### Work required
Copy the listing below in full and skip every picture.

### Working data
§
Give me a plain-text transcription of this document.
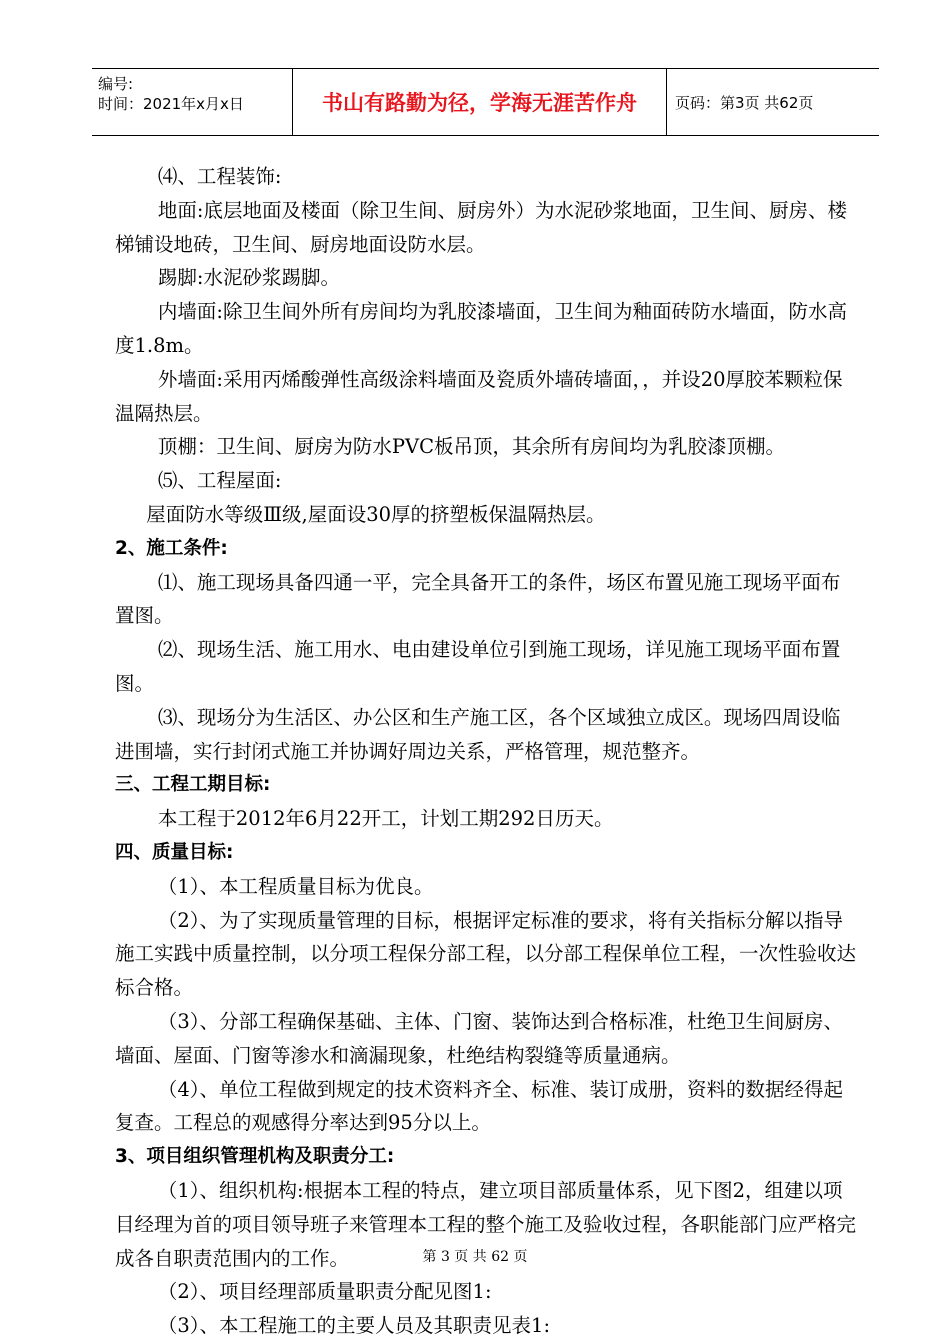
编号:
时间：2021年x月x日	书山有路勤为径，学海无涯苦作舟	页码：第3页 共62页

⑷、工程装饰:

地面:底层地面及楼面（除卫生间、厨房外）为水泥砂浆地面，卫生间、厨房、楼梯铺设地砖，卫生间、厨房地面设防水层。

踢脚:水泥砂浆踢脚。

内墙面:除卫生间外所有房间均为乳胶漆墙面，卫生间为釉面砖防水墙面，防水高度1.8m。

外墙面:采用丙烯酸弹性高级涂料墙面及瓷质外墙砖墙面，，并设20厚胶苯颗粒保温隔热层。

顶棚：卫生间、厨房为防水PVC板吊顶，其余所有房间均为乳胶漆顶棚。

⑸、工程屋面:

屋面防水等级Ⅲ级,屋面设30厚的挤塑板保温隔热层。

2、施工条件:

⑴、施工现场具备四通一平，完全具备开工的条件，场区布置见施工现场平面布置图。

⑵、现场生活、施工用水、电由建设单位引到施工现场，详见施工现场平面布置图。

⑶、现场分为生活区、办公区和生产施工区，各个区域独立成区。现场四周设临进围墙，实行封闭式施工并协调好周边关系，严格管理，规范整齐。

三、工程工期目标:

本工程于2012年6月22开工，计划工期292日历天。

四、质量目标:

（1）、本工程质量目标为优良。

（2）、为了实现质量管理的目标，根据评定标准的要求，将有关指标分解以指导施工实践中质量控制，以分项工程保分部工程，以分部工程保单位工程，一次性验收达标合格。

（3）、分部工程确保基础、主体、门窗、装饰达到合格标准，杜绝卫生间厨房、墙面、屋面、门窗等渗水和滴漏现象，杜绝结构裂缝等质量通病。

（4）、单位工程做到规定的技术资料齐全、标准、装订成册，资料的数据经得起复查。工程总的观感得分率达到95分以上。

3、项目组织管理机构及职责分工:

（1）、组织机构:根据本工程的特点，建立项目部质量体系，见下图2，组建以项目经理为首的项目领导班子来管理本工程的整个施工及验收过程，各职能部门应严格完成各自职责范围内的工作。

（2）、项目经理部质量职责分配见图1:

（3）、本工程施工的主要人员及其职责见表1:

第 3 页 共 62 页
§
### Solution
Give me a plain-text transcription of this document.
编号:
时间：2021年x月x日	书山有路勤为径，学海无涯苦作舟	页码：第3页 共62页

⑷、工程装饰:

地面:底层地面及楼面（除卫生间、厨房外）为水泥砂浆地面，卫生间、厨房、楼梯铺设地砖，卫生间、厨房地面设防水层。

踢脚:水泥砂浆踢脚。

内墙面:除卫生间外所有房间均为乳胶漆墙面，卫生间为釉面砖防水墙面，防水高度1.8m。

外墙面:采用丙烯酸弹性高级涂料墙面及瓷质外墙砖墙面，，并设20厚胶苯颗粒保温隔热层。

顶棚：卫生间、厨房为防水PVC板吊顶，其余所有房间均为乳胶漆顶棚。

⑸、工程屋面:

屋面防水等级Ⅲ级,屋面设30厚的挤塑板保温隔热层。

2、施工条件:

⑴、施工现场具备四通一平，完全具备开工的条件，场区布置见施工现场平面布置图。

⑵、现场生活、施工用水、电由建设单位引到施工现场，详见施工现场平面布置图。

⑶、现场分为生活区、办公区和生产施工区，各个区域独立成区。现场四周设临进围墙，实行封闭式施工并协调好周边关系，严格管理，规范整齐。

三、工程工期目标:

本工程于2012年6月22开工，计划工期292日历天。

四、质量目标:

（1）、本工程质量目标为优良。

（2）、为了实现质量管理的目标，根据评定标准的要求，将有关指标分解以指导施工实践中质量控制，以分项工程保分部工程，以分部工程保单位工程，一次性验收达标合格。

（3）、分部工程确保基础、主体、门窗、装饰达到合格标准，杜绝卫生间厨房、墙面、屋面、门窗等渗水和滴漏现象，杜绝结构裂缝等质量通病。

（4）、单位工程做到规定的技术资料齐全、标准、装订成册，资料的数据经得起复查。工程总的观感得分率达到95分以上。

3、项目组织管理机构及职责分工:

（1）、组织机构:根据本工程的特点，建立项目部质量体系，见下图2，组建以项目经理为首的项目领导班子来管理本工程的整个施工及验收过程，各职能部门应严格完成各自职责范围内的工作。

（2）、项目经理部质量职责分配见图1:

（3）、本工程施工的主要人员及其职责见表1:

第 3 页 共 62 页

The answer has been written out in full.